# What is required
Please output everything in the listing from the line containing "external-link-icon [117,562,134,584]" down to the line containing "cards-horizontal-scrollbar[interactable] [329,654,1772,661]", both included, exactly as they appear.

# Supplied material
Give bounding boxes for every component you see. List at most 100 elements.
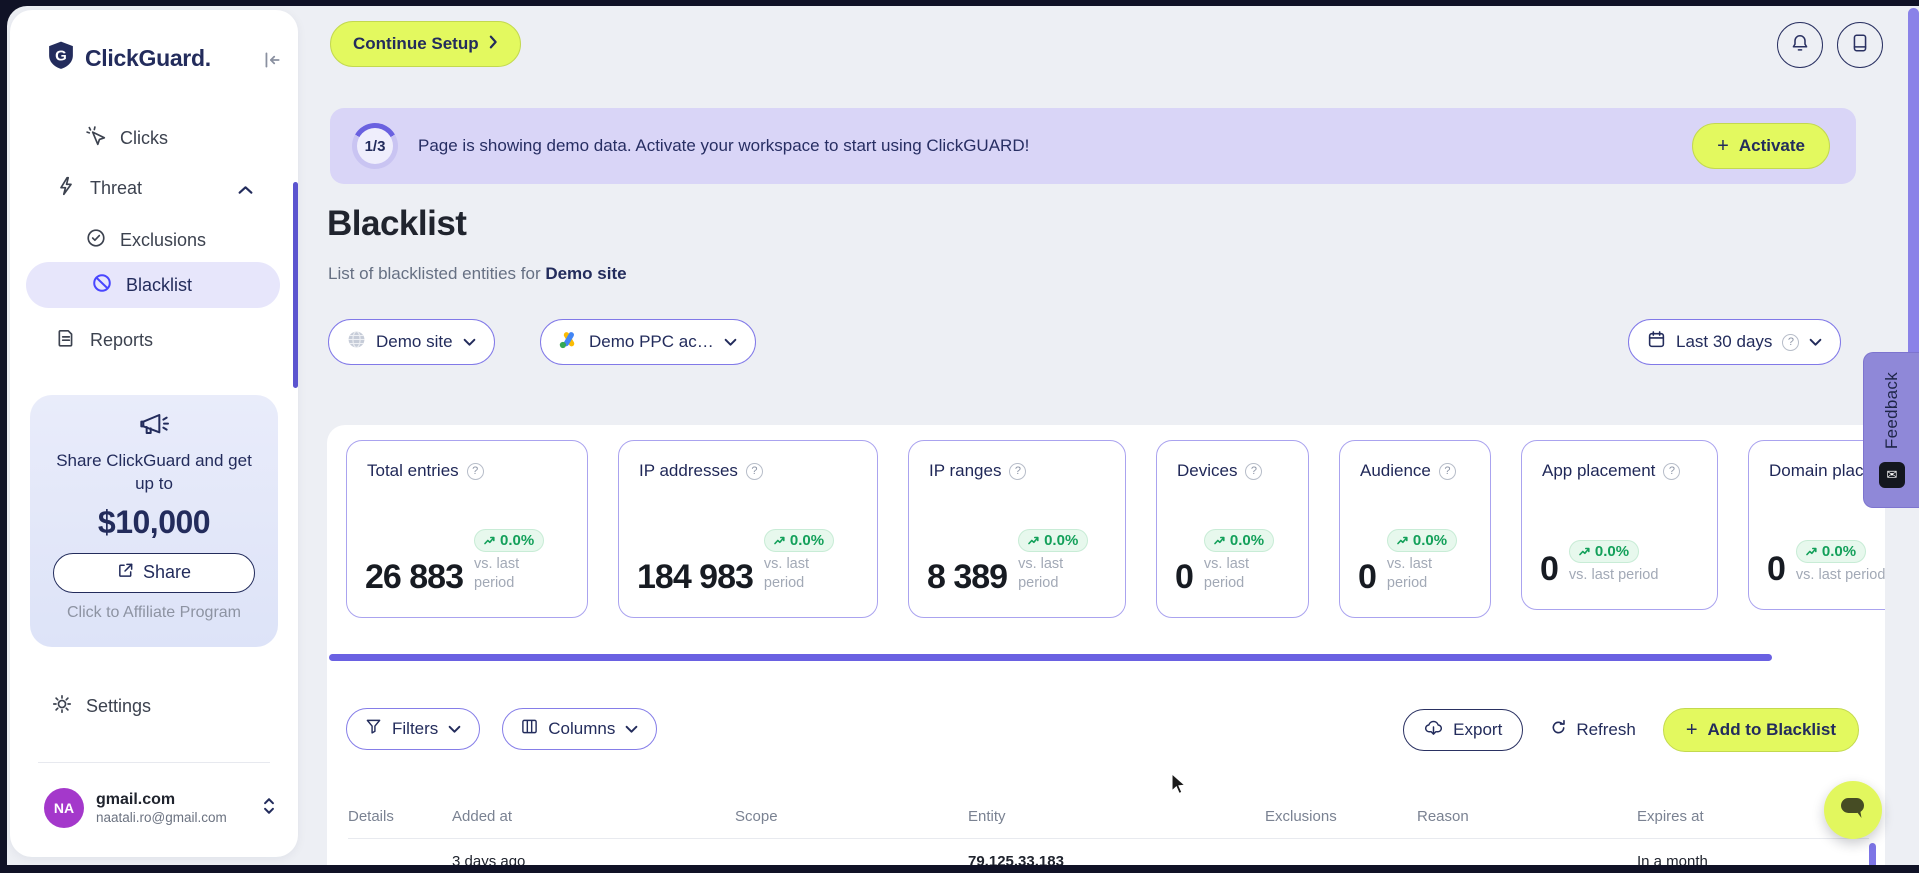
external-link-icon [117,562,134,584]
activate-button-label: Activate [1738,136,1805,155]
table-vertical-scrollbar[interactable] [1869,843,1876,865]
sidebar-item-blacklist[interactable]: Blacklist [26,262,280,308]
cards-horizontal-scrollbar[interactable] [329,654,1772,661]
continue-setup-button[interactable]: Continue Setup [330,21,521,67]
cell-entity: 79.125.33.183 [968,852,1064,866]
column-header-exclusions: Exclusions [1265,808,1337,825]
stat-value: 184 983 [637,558,754,597]
delta-value: 0.0% [789,532,825,550]
feedback-tab[interactable]: Feedback ✉ [1863,352,1919,508]
chevron-up-down-icon [262,797,276,820]
sidebar-item-reports[interactable]: Reports [56,328,153,353]
table-row[interactable]: 3 days ago 79.125.33.183 In a month [348,839,1869,866]
sidebar: G ClickGuard. Clicks Threat Exclusions B… [10,10,298,857]
chevron-down-icon [724,332,737,352]
chat-bubble-icon [1839,796,1867,825]
column-header-details: Details [348,808,394,825]
stat-label: Devices [1177,461,1238,480]
delta-note: vs. last period [1018,556,1064,592]
stat-card-total-entries: Total entries? 26 883 0.0% vs. last peri… [346,440,588,618]
stat-card-ip-ranges: IP ranges? 8 389 0.0% vs. last period [908,440,1126,618]
sidebar-item-exclusions[interactable]: Exclusions [86,228,206,253]
help-icon[interactable]: ? [745,462,763,480]
date-range-selector[interactable]: Last 30 days ? [1628,319,1842,365]
trend-up-icon [1806,547,1817,556]
ppc-account-selector[interactable]: Demo PPC ac… [540,319,756,365]
stat-card-ip-addresses: IP addresses? 184 983 0.0% vs. last peri… [618,440,878,618]
trend-up-icon [1397,537,1408,545]
sidebar-item-settings[interactable]: Settings [52,694,151,719]
blacklist-panel: Total entries? 26 883 0.0% vs. last peri… [327,425,1885,865]
workspace-switcher[interactable]: NA gmail.com naatali.ro@gmail.com [44,788,276,828]
plus-icon: + [1717,134,1729,157]
delta-badge: 0.0% [1018,529,1089,553]
help-icon[interactable]: ? [1438,462,1456,480]
sidebar-item-clicks[interactable]: Clicks [86,126,168,151]
refresh-button[interactable]: Refresh [1550,719,1636,741]
document-icon [56,328,76,353]
add-to-blacklist-label: Add to Blacklist [1707,720,1836,739]
add-to-blacklist-button[interactable]: + Add to Blacklist [1662,708,1859,752]
export-button[interactable]: Export [1403,709,1524,751]
stat-value: 0 [1540,550,1559,589]
promo-headline: Share ClickGuard and get up to [56,451,252,493]
delta-note: vs. last period [1568,567,1659,584]
column-header-scope: Scope [735,808,778,825]
stat-label: Audience [1360,461,1431,480]
help-icon[interactable]: ? [466,462,484,480]
docs-button[interactable] [1837,22,1883,68]
lightning-icon [56,176,76,201]
delta-value: 0.0% [1044,532,1079,550]
sidebar-item-label: Settings [86,696,152,716]
cell-expires-at: In a month [1637,852,1708,866]
workspace-name: gmail.com [96,791,176,808]
delta-badge: 0.0% [474,529,545,553]
ban-icon [92,273,112,298]
delta-value: 0.0% [1412,532,1448,550]
notifications-button[interactable] [1777,22,1823,68]
cursor-click-icon [86,126,106,151]
columns-label: Columns [548,719,616,738]
setup-progress-ring: 1/3 [352,123,398,169]
screen: G ClickGuard. Clicks Threat Exclusions B… [0,0,1919,873]
help-icon[interactable]: ? [1782,333,1800,351]
columns-icon [521,718,538,740]
site-selector[interactable]: Demo site [328,319,495,365]
feedback-tab-icon: ✉ [1879,461,1905,488]
chevron-right-icon [489,34,498,54]
table-header: Details Added at Scope Entity Exclusions… [348,795,1869,839]
promo-amount: $10,000 [97,503,211,540]
page-subtitle-site: Demo site [545,264,627,283]
help-icon[interactable]: ? [1663,462,1681,480]
columns-button[interactable]: Columns [502,708,658,750]
gear-icon [52,694,72,719]
stat-label: IP addresses [639,461,738,480]
trend-up-icon [484,537,495,545]
chat-widget-button[interactable] [1824,781,1882,839]
stat-card-audience: Audience? 0 0.0% vs. last period [1339,440,1491,618]
sidebar-item-label: Reports [90,330,154,350]
table-toolbar: Filters Columns Export Refresh + Add to … [346,708,1865,752]
help-icon[interactable]: ? [1245,462,1263,480]
stat-label: Total entries [367,461,459,480]
filters-label: Filters [392,719,439,738]
activate-button[interactable]: + Activate [1692,123,1830,169]
help-icon[interactable]: ? [1009,462,1027,480]
sidebar-divider [38,762,270,763]
stat-value: 0 [1767,550,1786,589]
sidebar-collapse-icon[interactable] [262,50,282,75]
refresh-icon [1550,719,1567,741]
megaphone-icon [138,414,170,443]
avatar: NA [44,788,84,828]
chevron-up-icon[interactable] [238,182,253,200]
sidebar-nav-scrollbar[interactable] [293,182,298,388]
funnel-icon [365,718,382,740]
logo[interactable]: G ClickGuard. [46,40,211,77]
sidebar-item-threat[interactable]: Threat [56,176,142,201]
share-button[interactable]: Share [53,552,255,593]
trend-up-icon [774,537,785,545]
filters-button[interactable]: Filters [346,708,481,750]
globe-icon [347,330,366,354]
stat-card-app-placement: App placement? 0 0.0% vs. last period [1521,440,1718,610]
delta-value: 0.0% [1229,532,1265,550]
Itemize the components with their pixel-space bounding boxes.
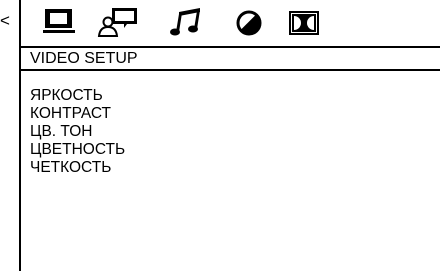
dolby-icon[interactable] [289,7,319,37]
title-divider [21,69,440,71]
video-settings-menu: ЯРКОСТЬ КОНТРАСТ ЦВ. ТОН ЦВЕТНОСТЬ ЧЕТКО… [30,87,125,177]
menu-item-contrast[interactable]: КОНТРАСТ [30,105,125,123]
video-setup-panel: VIDEO SETUP ЯРКОСТЬ КОНТРАСТ ЦВ. ТОН ЦВЕ… [19,0,440,271]
speaker-person-icon[interactable] [97,7,141,37]
monitor-icon[interactable] [43,7,75,37]
menu-item-brightness[interactable]: ЯРКОСТЬ [30,87,125,105]
left-edge-mark: < [0,11,10,30]
circle-slash-icon[interactable] [234,7,264,37]
menu-item-sharpness[interactable]: ЧЕТКОСТЬ [30,159,125,177]
page-title: VIDEO SETUP [30,50,138,67]
menu-item-hue[interactable]: ЦВ. ТОН [30,123,125,141]
menu-item-saturation[interactable]: ЦВЕТНОСТЬ [30,141,125,159]
music-note-icon[interactable] [170,7,202,37]
setup-icon-bar [21,0,440,48]
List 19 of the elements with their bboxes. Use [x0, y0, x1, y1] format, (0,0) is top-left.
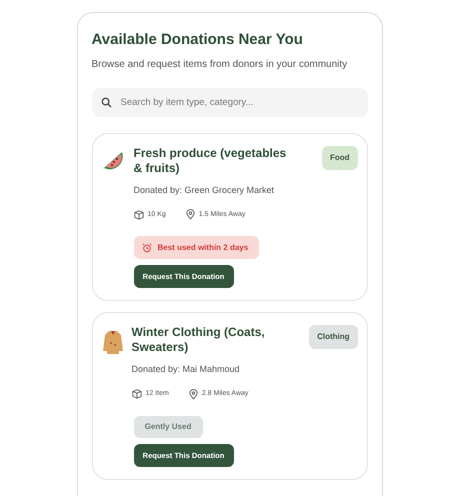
- page-subtitle: Browse and request items from donors in your community: [92, 58, 348, 72]
- coat-icon: [102, 329, 124, 356]
- box-icon: [134, 210, 144, 220]
- category-tag: Food: [322, 146, 358, 170]
- alarm-clock-icon: [142, 242, 152, 253]
- category-tag: Clothing: [309, 325, 358, 350]
- location-pin-icon: [186, 209, 195, 220]
- donation-title: Fresh produce (vegetables & fruits): [134, 146, 288, 176]
- donor-text: Donated by: Green Grocery Market: [134, 184, 276, 197]
- search-field[interactable]: Search by item type, category...: [92, 88, 368, 117]
- box-icon: [132, 389, 142, 400]
- condition-tag: Gently Used: [134, 416, 202, 438]
- search-icon: [100, 96, 112, 108]
- watermelon-icon: [102, 150, 126, 172]
- location-pin-icon: [188, 388, 198, 400]
- donor-text: Donated by: Mai Mahmoud: [132, 363, 241, 376]
- page-title: Available Donations Near You: [92, 31, 304, 50]
- expiry-note: Best used within 2 days: [134, 236, 258, 260]
- donation-title: Winter Clothing (Coats, Sweaters): [132, 325, 266, 356]
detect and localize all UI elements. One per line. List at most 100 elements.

# Exercise output
external-link-icon [117,562,134,584]
activate-button-label: Activate [1738,136,1805,155]
table-vertical-scrollbar[interactable] [1869,843,1876,865]
sidebar-item-blacklist[interactable]: Blacklist [26,262,280,308]
cards-horizontal-scrollbar[interactable] [329,654,1772,661]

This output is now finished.